[Extracted records]
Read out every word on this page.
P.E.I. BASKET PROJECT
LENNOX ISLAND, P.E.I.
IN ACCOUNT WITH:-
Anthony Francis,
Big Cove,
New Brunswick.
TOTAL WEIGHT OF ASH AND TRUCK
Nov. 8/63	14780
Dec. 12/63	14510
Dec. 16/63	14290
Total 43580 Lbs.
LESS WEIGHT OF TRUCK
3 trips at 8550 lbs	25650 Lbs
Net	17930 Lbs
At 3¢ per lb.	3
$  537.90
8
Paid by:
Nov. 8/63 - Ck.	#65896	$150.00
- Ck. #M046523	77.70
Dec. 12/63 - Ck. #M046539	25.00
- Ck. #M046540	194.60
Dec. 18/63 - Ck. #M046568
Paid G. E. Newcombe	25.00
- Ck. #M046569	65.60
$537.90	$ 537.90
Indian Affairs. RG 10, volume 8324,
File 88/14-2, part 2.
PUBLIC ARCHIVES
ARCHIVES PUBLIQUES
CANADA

• [PROMPT]:
Check each line in the listing above for the string "WEIGHT", then report how many lines contain it, with no other text.

• [EXPECTED ANSWER]:
2